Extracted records

....

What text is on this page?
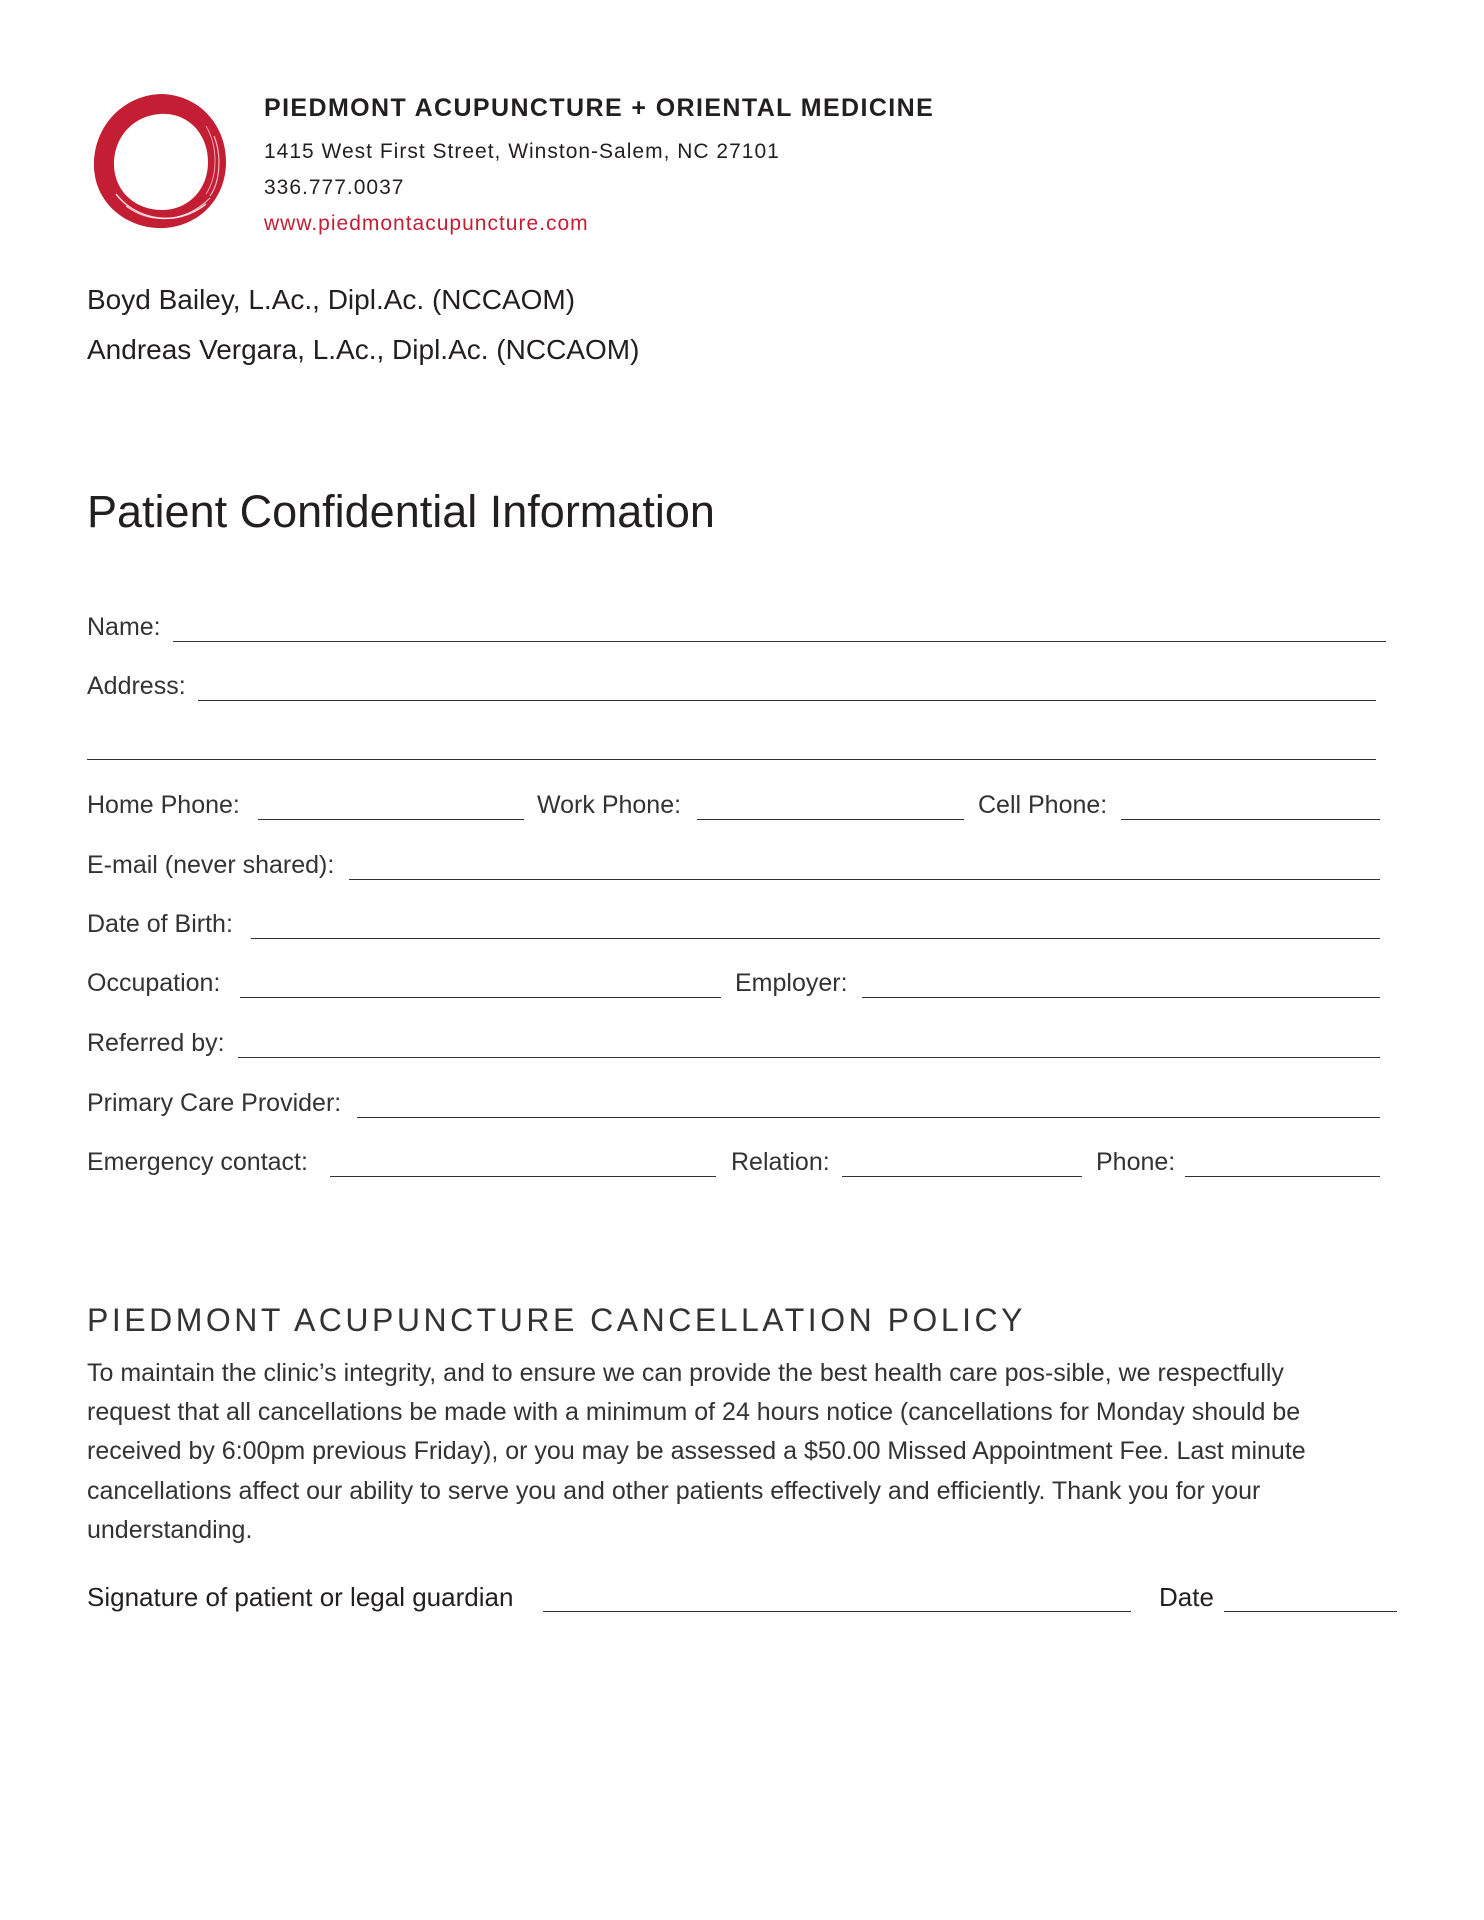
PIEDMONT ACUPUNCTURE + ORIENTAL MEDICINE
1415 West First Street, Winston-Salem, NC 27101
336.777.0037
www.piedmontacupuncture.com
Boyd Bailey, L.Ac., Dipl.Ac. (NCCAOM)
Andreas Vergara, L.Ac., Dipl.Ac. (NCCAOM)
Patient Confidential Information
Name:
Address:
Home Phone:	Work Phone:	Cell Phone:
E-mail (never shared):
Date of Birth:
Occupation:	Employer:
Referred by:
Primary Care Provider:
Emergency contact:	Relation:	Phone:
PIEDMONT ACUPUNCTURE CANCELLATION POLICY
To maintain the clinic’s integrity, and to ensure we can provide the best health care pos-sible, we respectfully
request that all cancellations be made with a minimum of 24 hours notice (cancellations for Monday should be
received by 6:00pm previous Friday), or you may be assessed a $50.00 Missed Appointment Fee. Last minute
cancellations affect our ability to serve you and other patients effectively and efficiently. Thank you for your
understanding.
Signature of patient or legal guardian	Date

....

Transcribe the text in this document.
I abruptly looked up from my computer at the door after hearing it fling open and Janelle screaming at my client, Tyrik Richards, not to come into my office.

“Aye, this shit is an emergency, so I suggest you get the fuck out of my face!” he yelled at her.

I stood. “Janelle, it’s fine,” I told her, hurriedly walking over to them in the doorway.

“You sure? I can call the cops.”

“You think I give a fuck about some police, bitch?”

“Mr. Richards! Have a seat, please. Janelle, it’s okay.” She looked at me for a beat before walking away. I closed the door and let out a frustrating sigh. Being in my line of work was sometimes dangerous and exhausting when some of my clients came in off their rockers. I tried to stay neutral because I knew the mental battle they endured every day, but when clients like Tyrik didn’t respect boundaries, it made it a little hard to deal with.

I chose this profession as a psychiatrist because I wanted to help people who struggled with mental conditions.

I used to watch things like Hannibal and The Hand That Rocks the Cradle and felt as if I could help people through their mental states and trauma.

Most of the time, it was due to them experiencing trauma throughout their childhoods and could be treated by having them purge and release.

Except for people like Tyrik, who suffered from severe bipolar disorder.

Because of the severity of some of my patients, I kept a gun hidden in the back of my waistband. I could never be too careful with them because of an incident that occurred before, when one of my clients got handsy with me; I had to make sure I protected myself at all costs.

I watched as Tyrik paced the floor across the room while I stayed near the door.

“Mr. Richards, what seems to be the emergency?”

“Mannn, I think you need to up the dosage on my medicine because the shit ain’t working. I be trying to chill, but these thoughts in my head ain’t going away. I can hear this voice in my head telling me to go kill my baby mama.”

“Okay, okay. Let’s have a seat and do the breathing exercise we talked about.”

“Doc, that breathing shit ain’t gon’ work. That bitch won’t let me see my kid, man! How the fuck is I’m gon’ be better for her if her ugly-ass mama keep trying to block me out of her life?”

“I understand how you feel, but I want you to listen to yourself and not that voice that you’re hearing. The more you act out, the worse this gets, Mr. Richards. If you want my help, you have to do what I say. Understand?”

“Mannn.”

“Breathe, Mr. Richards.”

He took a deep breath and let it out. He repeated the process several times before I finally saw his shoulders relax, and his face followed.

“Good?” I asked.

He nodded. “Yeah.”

....

- Problem to solve
Using the records above, count how many lines include the word "walking", and reply only with that figure.

- Task response
2